Go through the lines below and copy each one that holds the string "PUBLIC".

☆ ☆ ☆ ☆ ☆

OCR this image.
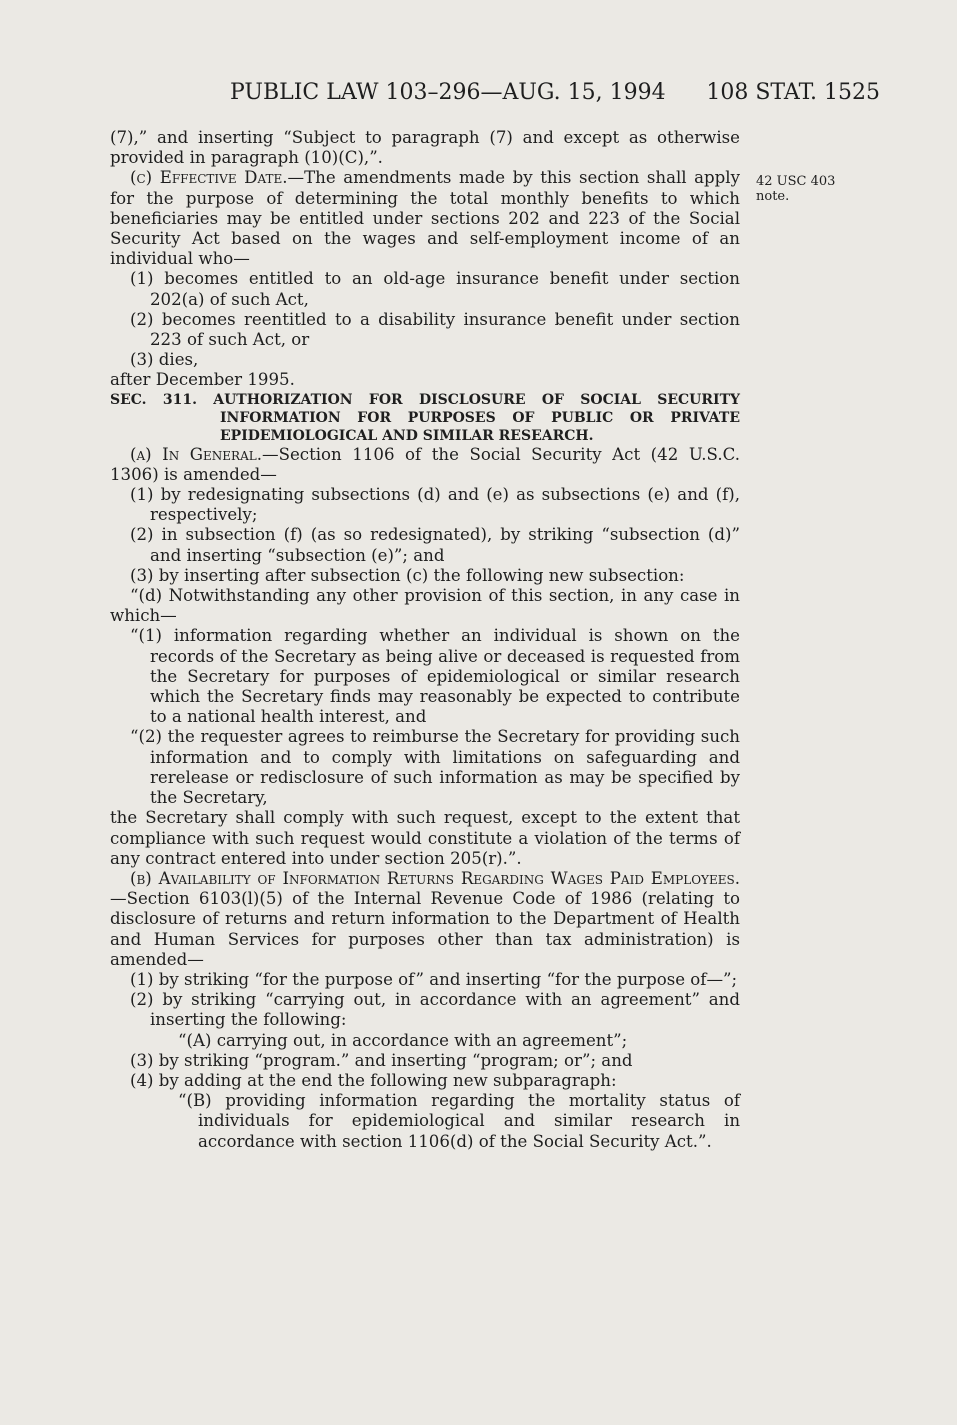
PUBLIC LAW 103–296—AUG. 15, 1994 108 STAT. 1525
42 USC 403
note.

(7),” and inserting “Subject to paragraph (7) and except as otherwise provided in paragraph (10)(C),”.

(c) Effective Date.—The amendments made by this section shall apply for the purpose of determining the total monthly benefits to which beneficiaries may be entitled under sections 202 and 223 of the Social Security Act based on the wages and self-employment income of an individual who—

(1) becomes entitled to an old-age insurance benefit under section 202(a) of such Act,

(2) becomes reentitled to a disability insurance benefit under section 223 of such Act, or

(3) dies,

after December 1995.

SEC. 311. AUTHORIZATION FOR DISCLOSURE OF SOCIAL SECURITY INFORMATION FOR PURPOSES OF PUBLIC OR PRIVATE EPIDEMIOLOGICAL AND SIMILAR RESEARCH.

(a) In General.—Section 1106 of the Social Security Act (42 U.S.C. 1306) is amended—

(1) by redesignating subsections (d) and (e) as subsections (e) and (f), respectively;

(2) in subsection (f) (as so redesignated), by striking “subsection (d)” and inserting “subsection (e)”; and

(3) by inserting after subsection (c) the following new subsection:

“(d) Notwithstanding any other provision of this section, in any case in which—

“(1) information regarding whether an individual is shown on the records of the Secretary as being alive or deceased is requested from the Secretary for purposes of epidemiological or similar research which the Secretary finds may reasonably be expected to contribute to a national health interest, and

“(2) the requester agrees to reimburse the Secretary for providing such information and to comply with limitations on safeguarding and rerelease or redisclosure of such information as may be specified by the Secretary,

the Secretary shall comply with such request, except to the extent that compliance with such request would constitute a violation of the terms of any contract entered into under section 205(r).”.

(b) Availability of Information Returns Regarding Wages Paid Employees.—Section 6103(l)(5) of the Internal Revenue Code of 1986 (relating to disclosure of returns and return information to the Department of Health and Human Services for purposes other than tax administration) is amended—

(1) by striking “for the purpose of” and inserting “for the purpose of—”;

(2) by striking “carrying out, in accordance with an agreement” and inserting the following:

“(A) carrying out, in accordance with an agreement”;

(3) by striking “program.” and inserting “program; or”; and

(4) by adding at the end the following new subparagraph:

“(B) providing information regarding the mortality status of individuals for epidemiological and similar research in accordance with section 1106(d) of the Social Security Act.”.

☆ ☆ ☆ ☆ ☆

* Worked answer:
PUBLIC LAW 103–296—AUG. 15, 1994 108 STAT. 1525
SEC. 311. AUTHORIZATION FOR DISCLOSURE OF SOCIAL SECURITY INFORMATION FOR PURPOSES OF PUBLIC OR PRIVATE EPIDEMIOLOGICAL AND SIMILAR RESEARCH.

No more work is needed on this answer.